* Exercise task
Reproduce this listing in full.

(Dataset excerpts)
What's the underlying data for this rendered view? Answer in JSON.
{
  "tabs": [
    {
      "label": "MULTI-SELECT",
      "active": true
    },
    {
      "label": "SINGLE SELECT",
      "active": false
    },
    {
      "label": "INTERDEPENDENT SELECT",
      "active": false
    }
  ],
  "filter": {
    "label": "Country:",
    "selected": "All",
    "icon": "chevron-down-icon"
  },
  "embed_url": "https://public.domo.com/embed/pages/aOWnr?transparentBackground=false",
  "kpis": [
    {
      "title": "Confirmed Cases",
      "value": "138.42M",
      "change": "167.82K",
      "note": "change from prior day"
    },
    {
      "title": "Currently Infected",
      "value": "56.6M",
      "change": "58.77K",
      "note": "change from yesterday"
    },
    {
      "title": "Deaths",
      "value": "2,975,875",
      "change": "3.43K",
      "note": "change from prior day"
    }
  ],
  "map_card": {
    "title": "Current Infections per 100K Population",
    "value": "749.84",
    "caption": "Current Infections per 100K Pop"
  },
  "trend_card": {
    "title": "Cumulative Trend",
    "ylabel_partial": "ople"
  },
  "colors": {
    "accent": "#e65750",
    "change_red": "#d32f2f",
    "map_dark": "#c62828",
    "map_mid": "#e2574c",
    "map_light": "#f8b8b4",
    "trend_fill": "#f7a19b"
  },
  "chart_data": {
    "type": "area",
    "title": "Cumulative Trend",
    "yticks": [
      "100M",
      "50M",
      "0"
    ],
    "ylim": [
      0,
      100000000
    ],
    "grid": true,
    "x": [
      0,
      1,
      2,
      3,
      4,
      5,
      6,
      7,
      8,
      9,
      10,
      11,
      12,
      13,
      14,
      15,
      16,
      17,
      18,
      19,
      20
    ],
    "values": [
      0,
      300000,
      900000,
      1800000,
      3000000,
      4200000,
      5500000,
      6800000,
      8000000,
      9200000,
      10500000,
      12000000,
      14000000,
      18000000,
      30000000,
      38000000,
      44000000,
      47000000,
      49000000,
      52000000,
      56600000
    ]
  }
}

* Result of this task
What's the underlying data for this rendered view? Answer in JSON.
{
  "tabs": [
    {
      "label": "MULTI-SELECT",
      "active": true
    },
    {
      "label": "SINGLE SELECT",
      "active": false
    },
    {
      "label": "INTERDEPENDENT SELECT",
      "active": false
    }
  ],
  "filter": {
    "label": "Country:",
    "selected": "All",
    "icon": "chevron-down-icon"
  },
  "embed_url": "https://public.domo.com/embed/pages/aOWnr?transparentBackground=false",
  "kpis": [
    {
      "title": "Confirmed Cases",
      "value": "138.42M",
      "change": "167.82K",
      "note": "change from prior day"
    },
    {
      "title": "Currently Infected",
      "value": "56.6M",
      "change": "58.77K",
      "note": "change from yesterday"
    },
    {
      "title": "Deaths",
      "value": "2,975,875",
      "change": "3.43K",
      "note": "change from prior day"
    }
  ],
  "map_card": {
    "title": "Current Infections per 100K Population",
    "value": "749.84",
    "caption": "Current Infections per 100K Pop"
  },
  "trend_card": {
    "title": "Cumulative Trend",
    "ylabel_partial": "ople"
  },
  "colors": {
    "accent": "#e65750",
    "change_red": "#d32f2f",
    "map_dark": "#c62828",
    "map_mid": "#e2574c",
    "map_light": "#f8b8b4",
    "trend_fill": "#f7a19b"
  },
  "chart_data": {
    "type": "area",
    "title": "Cumulative Trend",
    "yticks": [
      "100M",
      "50M",
      "0"
    ],
    "ylim": [
      0,
      100000000
    ],
    "grid": true,
    "x": [
      0,
      1,
      2,
      3,
      4,
      5,
      6,
      7,
      8,
      9,
      10,
      11,
      12,
      13,
      14,
      15,
      16,
      17,
      18,
      19,
      20
    ],
    "values": [
      0,
      300000,
      900000,
      1800000,
      3000000,
      4200000,
      5500000,
      6800000,
      8000000,
      9200000,
      10500000,
      12000000,
      14000000,
      18000000,
      30000000,
      38000000,
      44000000,
      47000000,
      49000000,
      52000000,
      56600000
    ]
  }
}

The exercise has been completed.